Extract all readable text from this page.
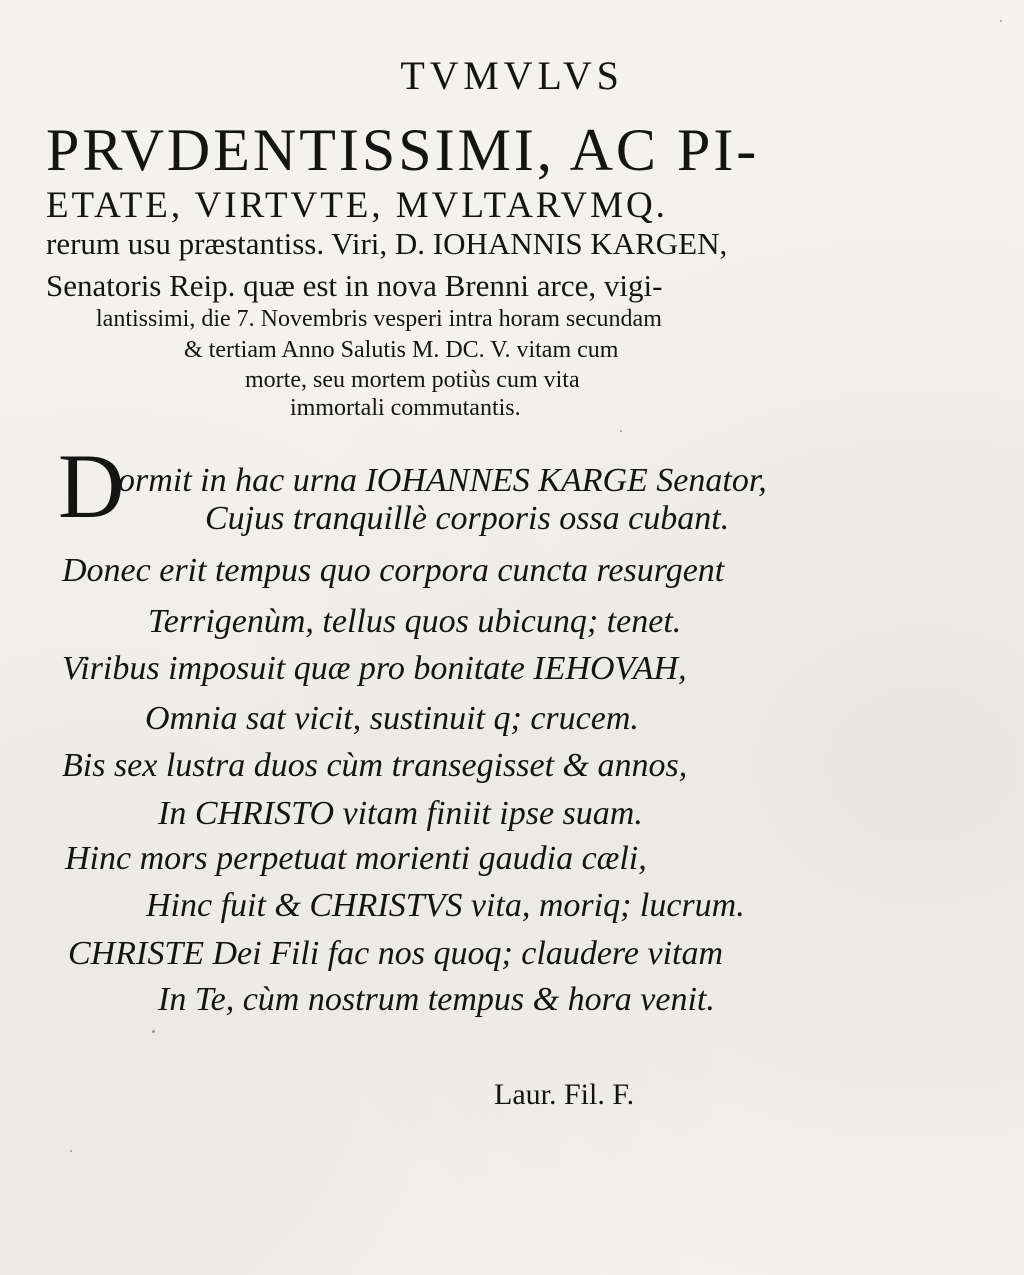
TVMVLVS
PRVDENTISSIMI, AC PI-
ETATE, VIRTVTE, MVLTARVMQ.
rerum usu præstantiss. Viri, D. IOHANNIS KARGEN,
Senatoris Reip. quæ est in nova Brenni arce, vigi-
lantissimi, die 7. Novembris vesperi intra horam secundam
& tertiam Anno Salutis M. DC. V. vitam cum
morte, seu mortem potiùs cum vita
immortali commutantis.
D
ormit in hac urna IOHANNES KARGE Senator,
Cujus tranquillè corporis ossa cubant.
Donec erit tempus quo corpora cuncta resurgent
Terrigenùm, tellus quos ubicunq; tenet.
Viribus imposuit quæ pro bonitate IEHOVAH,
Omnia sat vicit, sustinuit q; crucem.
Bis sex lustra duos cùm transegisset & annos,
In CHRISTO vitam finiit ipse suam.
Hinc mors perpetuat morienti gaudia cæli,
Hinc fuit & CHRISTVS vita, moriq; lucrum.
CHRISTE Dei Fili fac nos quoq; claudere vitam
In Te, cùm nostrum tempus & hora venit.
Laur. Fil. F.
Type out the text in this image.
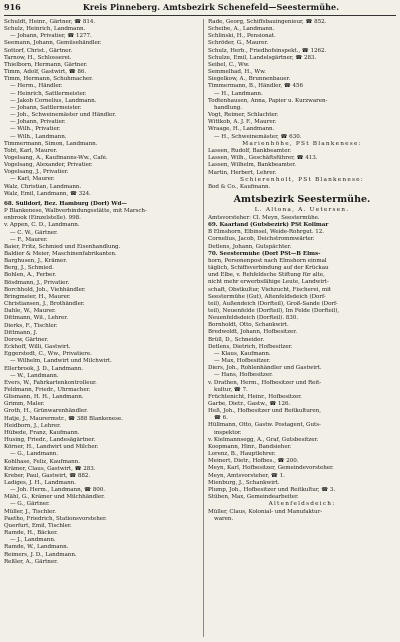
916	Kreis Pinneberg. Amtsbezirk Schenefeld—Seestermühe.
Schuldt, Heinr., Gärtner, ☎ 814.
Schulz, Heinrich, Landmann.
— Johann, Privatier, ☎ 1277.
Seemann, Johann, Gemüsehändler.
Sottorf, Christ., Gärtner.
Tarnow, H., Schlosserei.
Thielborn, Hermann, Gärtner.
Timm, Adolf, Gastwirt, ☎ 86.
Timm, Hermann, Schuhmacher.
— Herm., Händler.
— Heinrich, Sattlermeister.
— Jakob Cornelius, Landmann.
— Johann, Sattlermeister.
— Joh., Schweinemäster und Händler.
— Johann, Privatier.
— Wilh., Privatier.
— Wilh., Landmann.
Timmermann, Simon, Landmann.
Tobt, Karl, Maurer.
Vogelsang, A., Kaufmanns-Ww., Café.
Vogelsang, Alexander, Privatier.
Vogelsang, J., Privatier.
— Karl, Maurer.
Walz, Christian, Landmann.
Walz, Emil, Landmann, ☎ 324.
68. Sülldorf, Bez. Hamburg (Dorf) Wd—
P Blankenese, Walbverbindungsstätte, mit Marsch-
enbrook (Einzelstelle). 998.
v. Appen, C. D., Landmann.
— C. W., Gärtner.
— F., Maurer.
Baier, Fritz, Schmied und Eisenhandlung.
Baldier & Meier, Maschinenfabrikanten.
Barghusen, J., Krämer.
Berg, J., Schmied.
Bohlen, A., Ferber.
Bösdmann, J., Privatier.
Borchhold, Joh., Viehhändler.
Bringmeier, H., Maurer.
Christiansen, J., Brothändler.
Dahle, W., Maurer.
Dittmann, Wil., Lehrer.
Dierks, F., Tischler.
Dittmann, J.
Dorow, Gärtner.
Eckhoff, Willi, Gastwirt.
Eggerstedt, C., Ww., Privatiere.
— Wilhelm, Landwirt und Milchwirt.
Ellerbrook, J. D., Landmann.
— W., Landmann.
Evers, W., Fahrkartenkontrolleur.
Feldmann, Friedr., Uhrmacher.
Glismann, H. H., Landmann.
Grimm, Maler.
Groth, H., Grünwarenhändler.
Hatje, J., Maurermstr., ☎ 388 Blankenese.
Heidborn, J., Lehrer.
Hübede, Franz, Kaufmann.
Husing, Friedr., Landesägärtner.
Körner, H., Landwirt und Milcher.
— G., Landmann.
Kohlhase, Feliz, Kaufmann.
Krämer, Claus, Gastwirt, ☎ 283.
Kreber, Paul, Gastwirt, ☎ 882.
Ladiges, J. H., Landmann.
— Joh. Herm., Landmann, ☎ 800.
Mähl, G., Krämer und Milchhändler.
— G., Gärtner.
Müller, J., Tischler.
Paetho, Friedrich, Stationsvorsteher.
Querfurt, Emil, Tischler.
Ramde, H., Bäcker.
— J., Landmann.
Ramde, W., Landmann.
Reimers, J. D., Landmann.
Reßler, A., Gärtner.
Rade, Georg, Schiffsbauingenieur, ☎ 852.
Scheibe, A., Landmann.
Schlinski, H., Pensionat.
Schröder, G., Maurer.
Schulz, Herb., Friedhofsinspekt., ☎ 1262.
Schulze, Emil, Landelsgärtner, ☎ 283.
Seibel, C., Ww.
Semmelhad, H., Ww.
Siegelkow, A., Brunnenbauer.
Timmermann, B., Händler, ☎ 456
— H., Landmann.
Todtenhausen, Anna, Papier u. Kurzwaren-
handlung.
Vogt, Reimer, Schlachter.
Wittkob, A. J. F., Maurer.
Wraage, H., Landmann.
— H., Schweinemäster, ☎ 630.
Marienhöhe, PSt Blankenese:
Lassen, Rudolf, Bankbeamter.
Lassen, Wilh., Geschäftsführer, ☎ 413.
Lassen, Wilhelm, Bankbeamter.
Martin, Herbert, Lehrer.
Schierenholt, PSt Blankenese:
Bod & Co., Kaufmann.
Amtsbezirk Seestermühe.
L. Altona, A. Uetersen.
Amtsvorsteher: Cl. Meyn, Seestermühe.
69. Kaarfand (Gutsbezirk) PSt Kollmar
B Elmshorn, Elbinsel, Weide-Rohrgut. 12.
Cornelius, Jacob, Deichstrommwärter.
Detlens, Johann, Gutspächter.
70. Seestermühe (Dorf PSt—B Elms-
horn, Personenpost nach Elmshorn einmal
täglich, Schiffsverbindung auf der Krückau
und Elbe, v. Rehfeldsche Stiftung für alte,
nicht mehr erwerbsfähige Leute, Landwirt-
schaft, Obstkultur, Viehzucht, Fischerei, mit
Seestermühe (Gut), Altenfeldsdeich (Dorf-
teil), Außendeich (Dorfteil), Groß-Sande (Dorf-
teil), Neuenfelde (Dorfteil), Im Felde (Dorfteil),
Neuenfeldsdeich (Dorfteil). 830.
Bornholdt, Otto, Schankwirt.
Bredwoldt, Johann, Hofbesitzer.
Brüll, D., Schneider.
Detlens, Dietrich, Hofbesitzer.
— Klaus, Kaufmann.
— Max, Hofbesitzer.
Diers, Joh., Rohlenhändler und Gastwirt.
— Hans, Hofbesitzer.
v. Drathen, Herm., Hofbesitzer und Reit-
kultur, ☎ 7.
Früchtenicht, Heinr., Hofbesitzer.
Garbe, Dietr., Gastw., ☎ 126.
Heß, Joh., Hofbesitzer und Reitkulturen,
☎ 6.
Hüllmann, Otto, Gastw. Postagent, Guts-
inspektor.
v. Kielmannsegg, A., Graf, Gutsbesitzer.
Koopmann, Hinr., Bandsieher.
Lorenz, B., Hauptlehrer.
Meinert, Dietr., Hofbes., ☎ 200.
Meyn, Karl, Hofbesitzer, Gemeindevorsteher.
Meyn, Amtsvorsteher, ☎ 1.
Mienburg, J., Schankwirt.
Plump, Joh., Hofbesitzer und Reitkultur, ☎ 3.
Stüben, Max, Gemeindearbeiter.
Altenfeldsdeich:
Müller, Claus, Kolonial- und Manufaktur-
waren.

§ **Given task**
Each line above that includes "vitam" counts once; state the total and nothing more.

§ **Written response**
3